WRITTEN EXERCISE: Repeat each record exactly as written, and drop any images.

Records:

>>>

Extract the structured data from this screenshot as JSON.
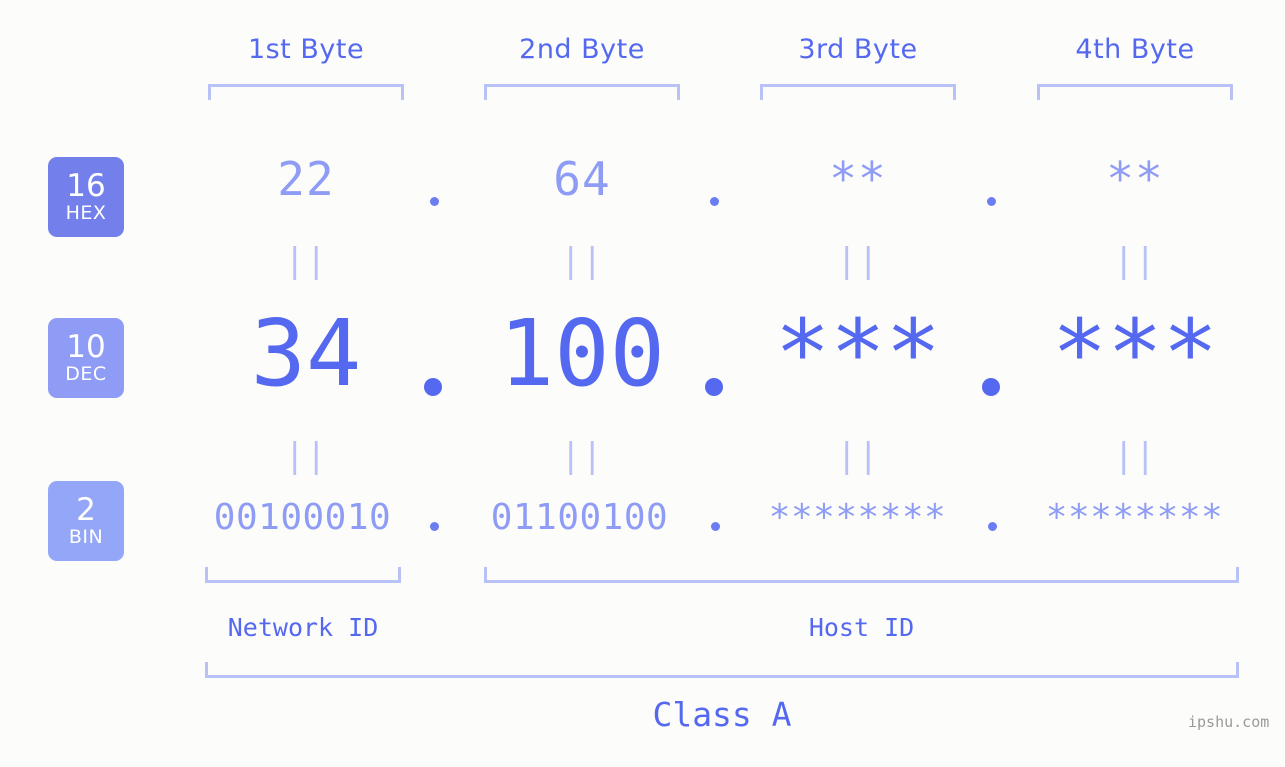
{
  "background_color": "#fcfdfa",
  "colors": {
    "primary": "#5568f0",
    "light": "#8f9cf5",
    "bracket": "#b9c2f7",
    "badge_hex": "#7380ec",
    "badge_dec": "#8f9cf5",
    "badge_bin": "#94a6f7",
    "watermark": "#9a9a9a"
  },
  "byte_headers": [
    {
      "label": "1st Byte"
    },
    {
      "label": "2nd Byte"
    },
    {
      "label": "3rd Byte"
    },
    {
      "label": "4th Byte"
    }
  ],
  "radix_badges": [
    {
      "number": "16",
      "system": "HEX"
    },
    {
      "number": "10",
      "system": "DEC"
    },
    {
      "number": "2",
      "system": "BIN"
    }
  ],
  "rows": {
    "hex": {
      "values": [
        "22",
        "64",
        "**",
        "**"
      ],
      "separator": "."
    },
    "dec": {
      "values": [
        "34",
        "100",
        "***",
        "***"
      ],
      "separator": "."
    },
    "bin": {
      "values": [
        "00100010",
        "01100100",
        "********",
        "********"
      ],
      "separator": "."
    }
  },
  "equality_mark": "||",
  "segments": {
    "network_id": "Network ID",
    "host_id": "Host ID",
    "class": "Class A"
  },
  "watermark": "ipshu.com"
}
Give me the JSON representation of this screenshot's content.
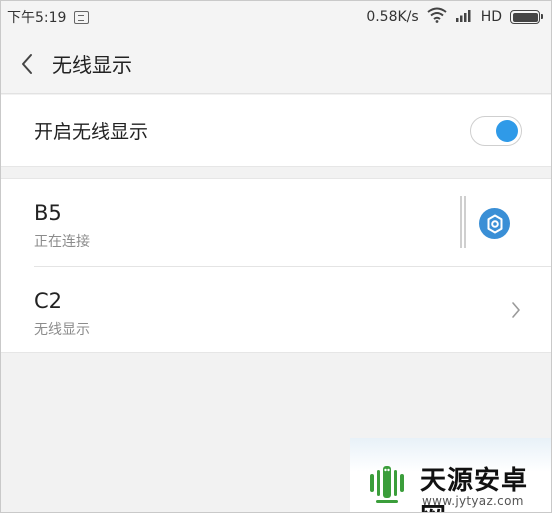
{
  "status_bar": {
    "time": "下午5:19",
    "net_speed": "0.58K/s",
    "network_type": "HD",
    "icons": [
      "notification-icon",
      "wifi-icon",
      "signal-icon",
      "battery-icon"
    ]
  },
  "header": {
    "back_icon": "chevron-left-icon",
    "title": "无线显示"
  },
  "toggle": {
    "label": "开启无线显示",
    "on": true,
    "accent": "#2f9ae8"
  },
  "devices": [
    {
      "name": "B5",
      "status": "正在连接",
      "action_icon": "settings-gear-icon"
    },
    {
      "name": "C2",
      "status": "无线显示",
      "action_icon": "chevron-right-icon"
    }
  ],
  "watermark": {
    "name": "天源安卓网",
    "url": "www.jytyaz.com",
    "logo_color": "#3b9e3b"
  }
}
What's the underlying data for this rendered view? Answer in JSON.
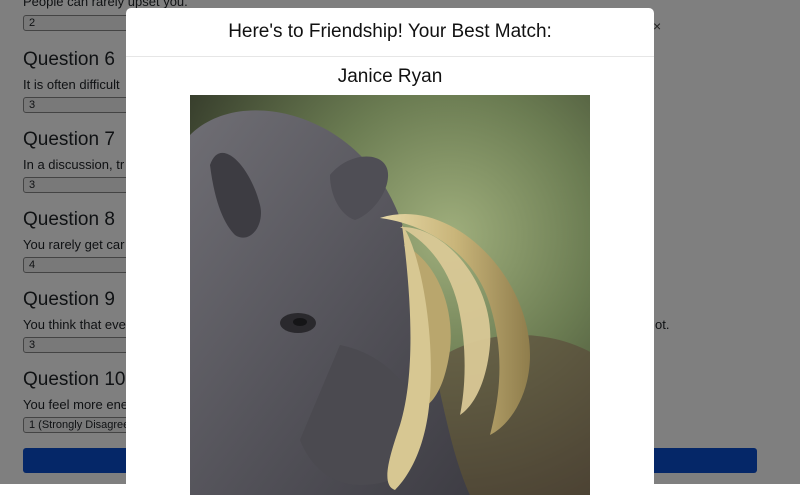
{
  "background_page": {
    "partial_top_text": "People can rarely upset you.",
    "partial_top_select": "2",
    "questions": [
      {
        "title": "Question 6",
        "text": "It is often difficult",
        "value": "3"
      },
      {
        "title": "Question 7",
        "text": "In a discussion, tr",
        "value": "3"
      },
      {
        "title": "Question 8",
        "text": "You rarely get car",
        "value": "4"
      },
      {
        "title": "Question 9",
        "text": "You think that eve",
        "value": "3"
      },
      {
        "title": "Question 10",
        "text": "You feel more ene",
        "value": "1 (Strongly Disagree"
      }
    ],
    "q9_trailing_text": "ot.",
    "close_symbol": "×"
  },
  "modal": {
    "title": "Here's to Friendship! Your Best Match:",
    "match_name": "Janice Ryan",
    "photo_description_icon": "babirusa-photo"
  },
  "colors": {
    "backdrop": "rgba(0,0,0,0.5)",
    "submit_button": "#0b4fd0",
    "modal_bg": "#ffffff"
  }
}
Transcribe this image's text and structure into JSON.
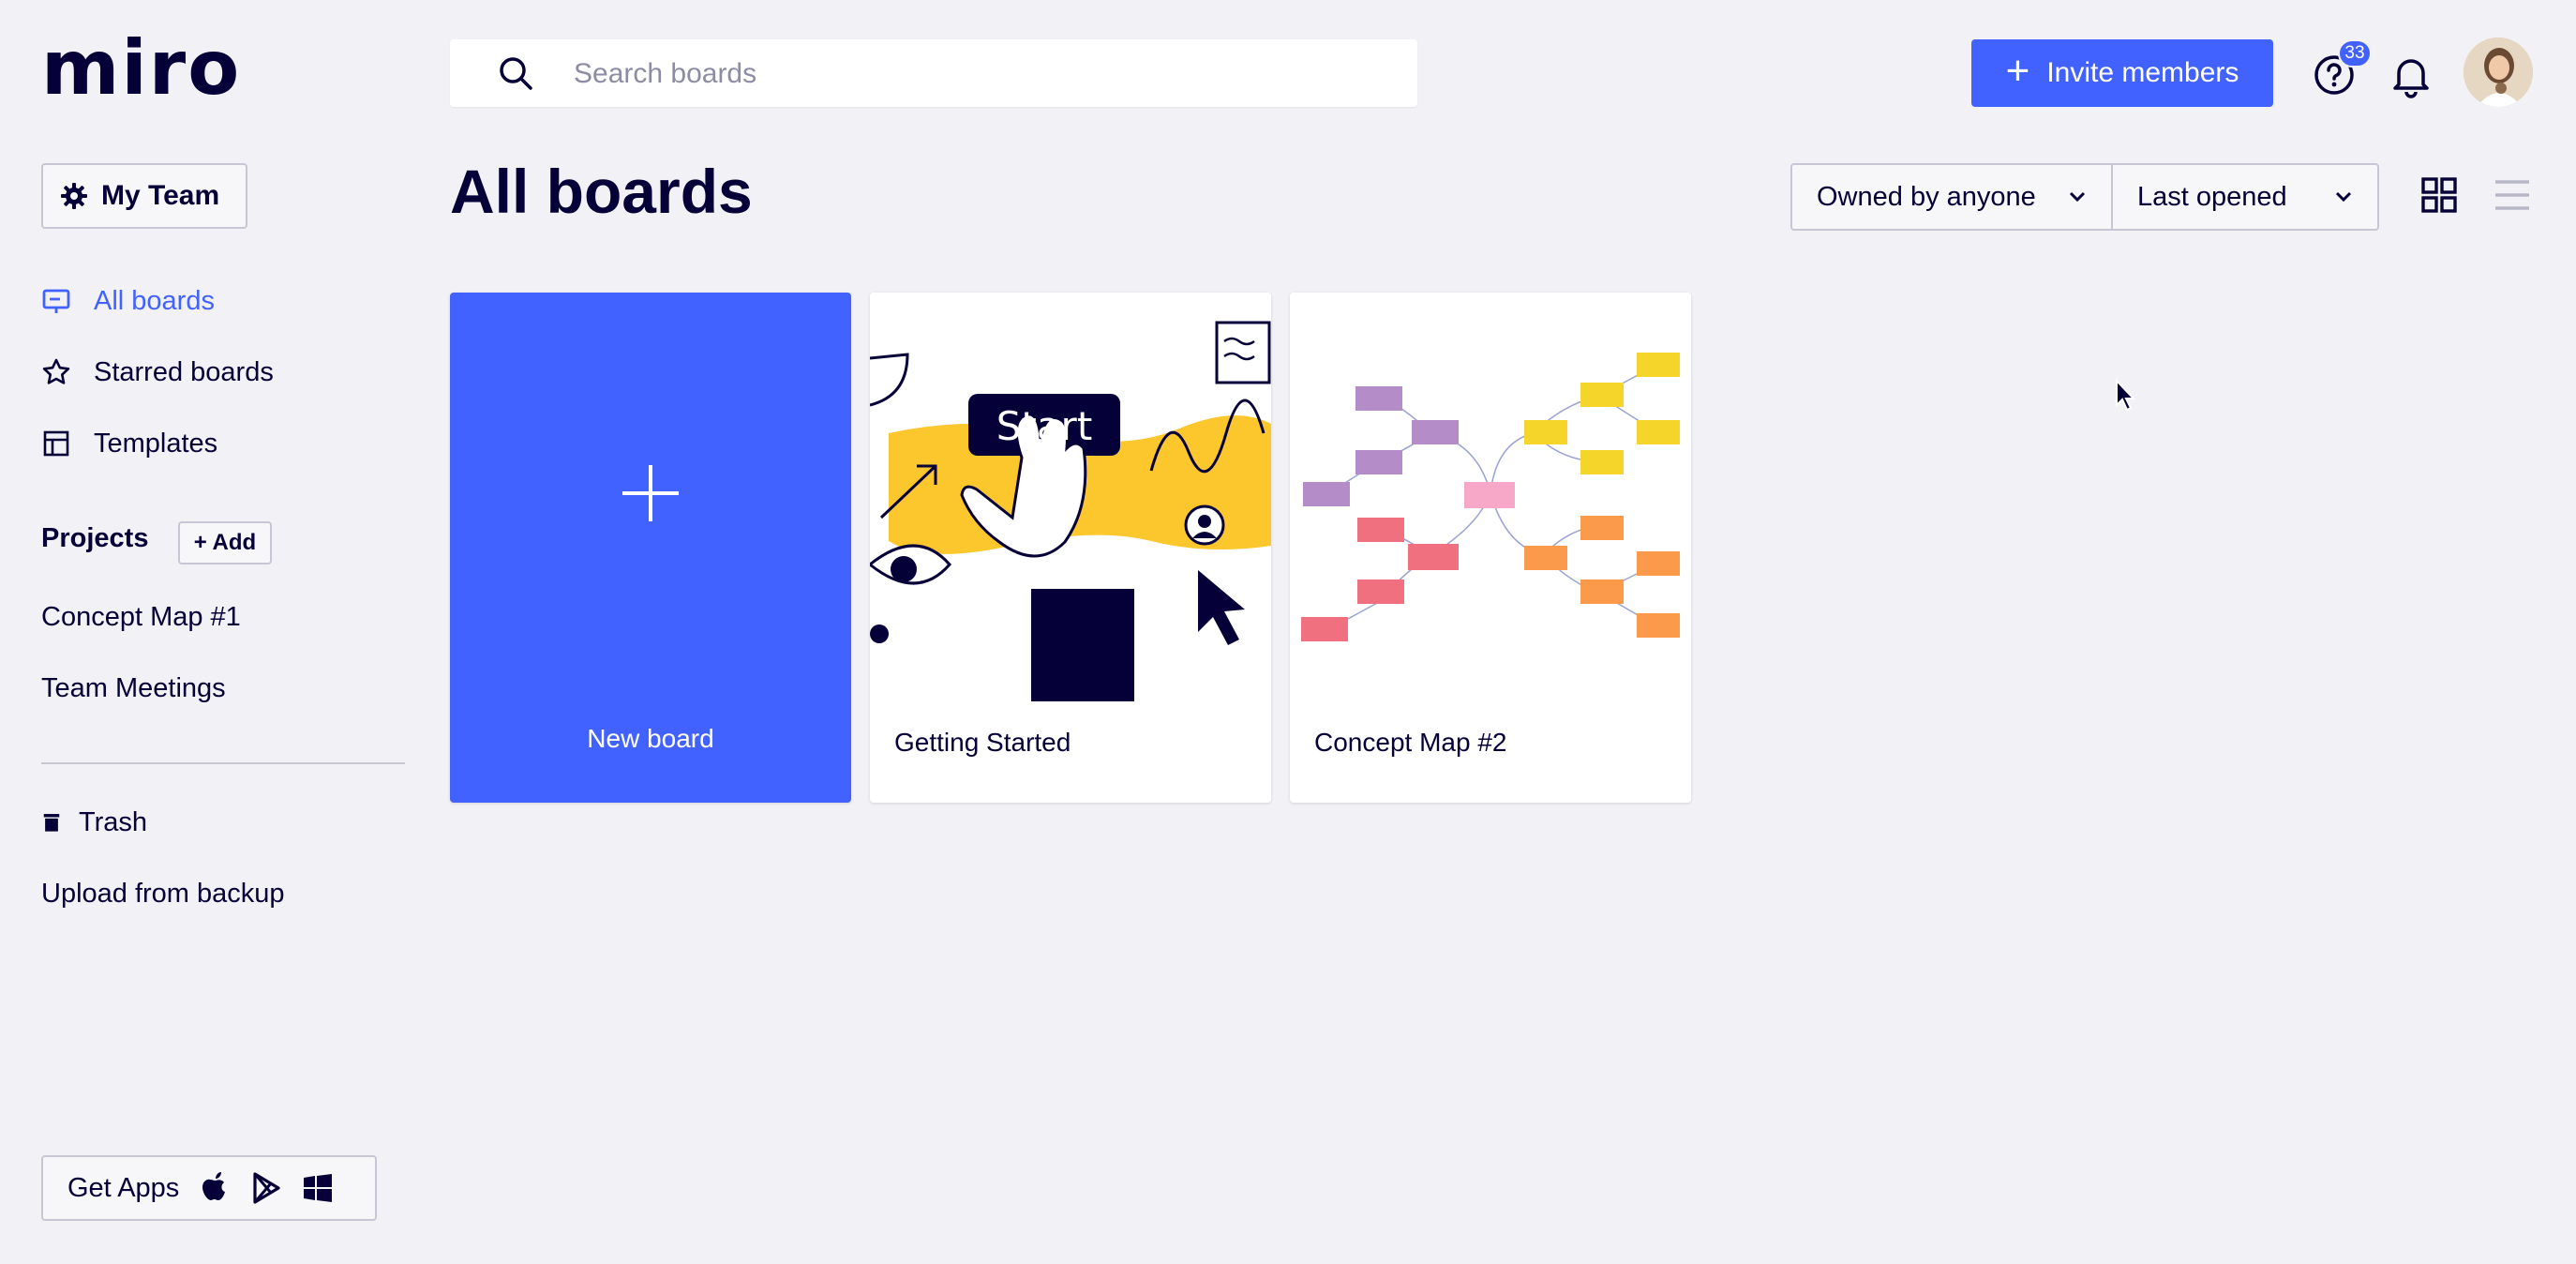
{
  "app": {
    "logo": "miro"
  },
  "header": {
    "search_placeholder": "Search boards",
    "invite_label": "Invite members",
    "help_badge": "33"
  },
  "sidebar": {
    "team_label": "My Team",
    "nav": [
      {
        "label": "All boards",
        "icon": "board-icon",
        "active": true
      },
      {
        "label": "Starred boards",
        "icon": "star-icon"
      },
      {
        "label": "Templates",
        "icon": "template-icon"
      }
    ],
    "projects_title": "Projects",
    "add_label": "+ Add",
    "projects": [
      "Concept Map #1",
      "Team Meetings"
    ],
    "trash_label": "Trash",
    "upload_label": "Upload from backup",
    "get_apps_label": "Get Apps"
  },
  "main": {
    "title": "All boards",
    "owner_filter": "Owned by anyone",
    "sort_filter": "Last opened",
    "cards": [
      {
        "title": "New board"
      },
      {
        "title": "Getting Started",
        "thumb_text": "Start"
      },
      {
        "title": "Concept Map #2"
      }
    ]
  },
  "colors": {
    "accent": "#4262ff",
    "text": "#050038",
    "background": "#f2f2f6"
  }
}
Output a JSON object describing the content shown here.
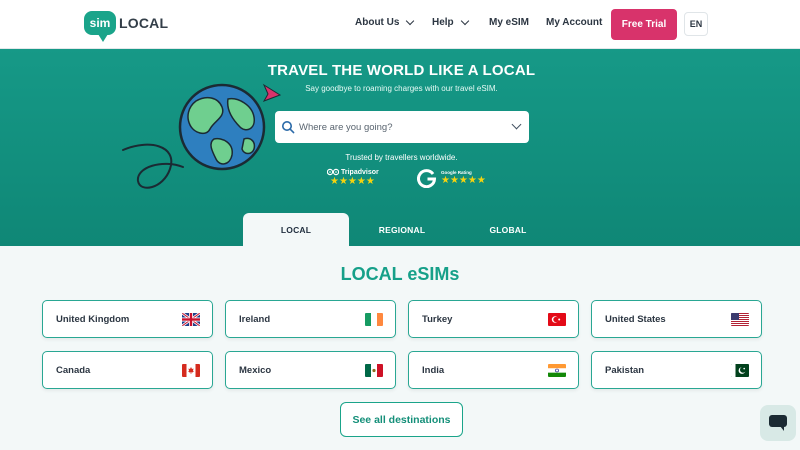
{
  "header": {
    "logo_badge": "sim",
    "logo_word": "LOCAL",
    "nav": {
      "about": "About Us",
      "help": "Help",
      "myesim": "My eSIM",
      "account": "My Account"
    },
    "free_trial": "Free Trial",
    "language": "EN"
  },
  "hero": {
    "title": "TRAVEL THE WORLD LIKE A LOCAL",
    "subtitle": "Say goodbye to roaming charges with our travel eSIM.",
    "search_placeholder": "Where are you going?",
    "trusted": "Trusted by travellers worldwide.",
    "tripadvisor_label": "Tripadvisor",
    "tripadvisor_stars": "★★★★★",
    "google_label": "Google Rating",
    "google_stars": "★★★★★"
  },
  "tabs": [
    {
      "label": "LOCAL",
      "active": true
    },
    {
      "label": "REGIONAL",
      "active": false
    },
    {
      "label": "GLOBAL",
      "active": false
    }
  ],
  "section_title": "LOCAL eSIMs",
  "destinations": [
    {
      "label": "United Kingdom",
      "flag": "gb-flag-icon"
    },
    {
      "label": "Ireland",
      "flag": "ie-flag-icon"
    },
    {
      "label": "Turkey",
      "flag": "tr-flag-icon"
    },
    {
      "label": "United States",
      "flag": "us-flag-icon"
    },
    {
      "label": "Canada",
      "flag": "ca-flag-icon"
    },
    {
      "label": "Mexico",
      "flag": "mx-flag-icon"
    },
    {
      "label": "India",
      "flag": "in-flag-icon"
    },
    {
      "label": "Pakistan",
      "flag": "pk-flag-icon"
    }
  ],
  "see_all": "See all destinations",
  "colors": {
    "brand_teal": "#16a089",
    "cta_pink": "#d8336b",
    "page_bg": "#f3f8f8"
  }
}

<<<

TASK OUTPUT:
Extract the structured data from this screenshot as JSON.
{
  "background_color": "#fcfdfa",
  "colors": {
    "primary": "#5568f0",
    "light": "#8f9cf5",
    "bracket": "#b9c2f7",
    "badge_hex": "#7380ec",
    "badge_dec": "#8f9cf5",
    "badge_bin": "#94a6f7",
    "watermark": "#9a9a9a"
  },
  "byte_headers": [
    {
      "label": "1st Byte"
    },
    {
      "label": "2nd Byte"
    },
    {
      "label": "3rd Byte"
    },
    {
      "label": "4th Byte"
    }
  ],
  "radix_badges": [
    {
      "number": "16",
      "system": "HEX"
    },
    {
      "number": "10",
      "system": "DEC"
    },
    {
      "number": "2",
      "system": "BIN"
    }
  ],
  "rows": {
    "hex": {
      "values": [
        "22",
        "64",
        "**",
        "**"
      ],
      "separator": "."
    },
    "dec": {
      "values": [
        "34",
        "100",
        "***",
        "***"
      ],
      "separator": "."
    },
    "bin": {
      "values": [
        "00100010",
        "01100100",
        "********",
        "********"
      ],
      "separator": "."
    }
  },
  "equality_mark": "||",
  "segments": {
    "network_id": "Network ID",
    "host_id": "Host ID",
    "class": "Class A"
  },
  "watermark": "ipshu.com"
}
Give me the JSON representation of this screenshot's content.
{
  "status_bar": {
    "time": "下午5:19",
    "net_speed": "0.58K/s",
    "network_type": "HD",
    "icons": [
      "notification-icon",
      "wifi-icon",
      "signal-icon",
      "battery-icon"
    ]
  },
  "header": {
    "back_icon": "chevron-left-icon",
    "title": "无线显示"
  },
  "toggle": {
    "label": "开启无线显示",
    "on": true,
    "accent": "#2f9ae8"
  },
  "devices": [
    {
      "name": "B5",
      "status": "正在连接",
      "action_icon": "settings-gear-icon"
    },
    {
      "name": "C2",
      "status": "无线显示",
      "action_icon": "chevron-right-icon"
    }
  ],
  "watermark": {
    "name": "天源安卓网",
    "url": "www.jytyaz.com",
    "logo_color": "#3b9e3b"
  }
}
What's the underlying data for this rendered view? Answer in JSON.
{
  "background_page": {
    "partial_top_text": "People can rarely upset you.",
    "partial_top_select": "2",
    "questions": [
      {
        "title": "Question 6",
        "text": "It is often difficult",
        "value": "3"
      },
      {
        "title": "Question 7",
        "text": "In a discussion, tr",
        "value": "3"
      },
      {
        "title": "Question 8",
        "text": "You rarely get car",
        "value": "4"
      },
      {
        "title": "Question 9",
        "text": "You think that eve",
        "value": "3"
      },
      {
        "title": "Question 10",
        "text": "You feel more ene",
        "value": "1 (Strongly Disagree"
      }
    ],
    "q9_trailing_text": "ot.",
    "close_symbol": "×"
  },
  "modal": {
    "title": "Here's to Friendship! Your Best Match:",
    "match_name": "Janice Ryan",
    "photo_description_icon": "babirusa-photo"
  },
  "colors": {
    "backdrop": "rgba(0,0,0,0.5)",
    "submit_button": "#0b4fd0",
    "modal_bg": "#ffffff"
  }
}
Transcribe this image's text and structure into JSON.
{
  "app": {
    "logo": "miro"
  },
  "header": {
    "search_placeholder": "Search boards",
    "invite_label": "Invite members",
    "help_badge": "33"
  },
  "sidebar": {
    "team_label": "My Team",
    "nav": [
      {
        "label": "All boards",
        "icon": "board-icon",
        "active": true
      },
      {
        "label": "Starred boards",
        "icon": "star-icon"
      },
      {
        "label": "Templates",
        "icon": "template-icon"
      }
    ],
    "projects_title": "Projects",
    "add_label": "+ Add",
    "projects": [
      "Concept Map #1",
      "Team Meetings"
    ],
    "trash_label": "Trash",
    "upload_label": "Upload from backup",
    "get_apps_label": "Get Apps"
  },
  "main": {
    "title": "All boards",
    "owner_filter": "Owned by anyone",
    "sort_filter": "Last opened",
    "cards": [
      {
        "title": "New board"
      },
      {
        "title": "Getting Started",
        "thumb_text": "Start"
      },
      {
        "title": "Concept Map #2"
      }
    ]
  },
  "colors": {
    "accent": "#4262ff",
    "text": "#050038",
    "background": "#f2f2f6"
  }
}
Output a JSON object describing the content shown here.
{
  "header": {
    "logo_badge": "sim",
    "logo_word": "LOCAL",
    "nav": {
      "about": "About Us",
      "help": "Help",
      "myesim": "My eSIM",
      "account": "My Account"
    },
    "free_trial": "Free Trial",
    "language": "EN"
  },
  "hero": {
    "title": "TRAVEL THE WORLD LIKE A LOCAL",
    "subtitle": "Say goodbye to roaming charges with our travel eSIM.",
    "search_placeholder": "Where are you going?",
    "trusted": "Trusted by travellers worldwide.",
    "tripadvisor_label": "Tripadvisor",
    "tripadvisor_stars": "★★★★★",
    "google_label": "Google Rating",
    "google_stars": "★★★★★"
  },
  "tabs": [
    {
      "label": "LOCAL",
      "active": true
    },
    {
      "label": "REGIONAL",
      "active": false
    },
    {
      "label": "GLOBAL",
      "active": false
    }
  ],
  "section_title": "LOCAL eSIMs",
  "destinations": [
    {
      "label": "United Kingdom",
      "flag": "gb-flag-icon"
    },
    {
      "label": "Ireland",
      "flag": "ie-flag-icon"
    },
    {
      "label": "Turkey",
      "flag": "tr-flag-icon"
    },
    {
      "label": "United States",
      "flag": "us-flag-icon"
    },
    {
      "label": "Canada",
      "flag": "ca-flag-icon"
    },
    {
      "label": "Mexico",
      "flag": "mx-flag-icon"
    },
    {
      "label": "India",
      "flag": "in-flag-icon"
    },
    {
      "label": "Pakistan",
      "flag": "pk-flag-icon"
    }
  ],
  "see_all": "See all destinations",
  "colors": {
    "brand_teal": "#16a089",
    "cta_pink": "#d8336b",
    "page_bg": "#f3f8f8"
  }
}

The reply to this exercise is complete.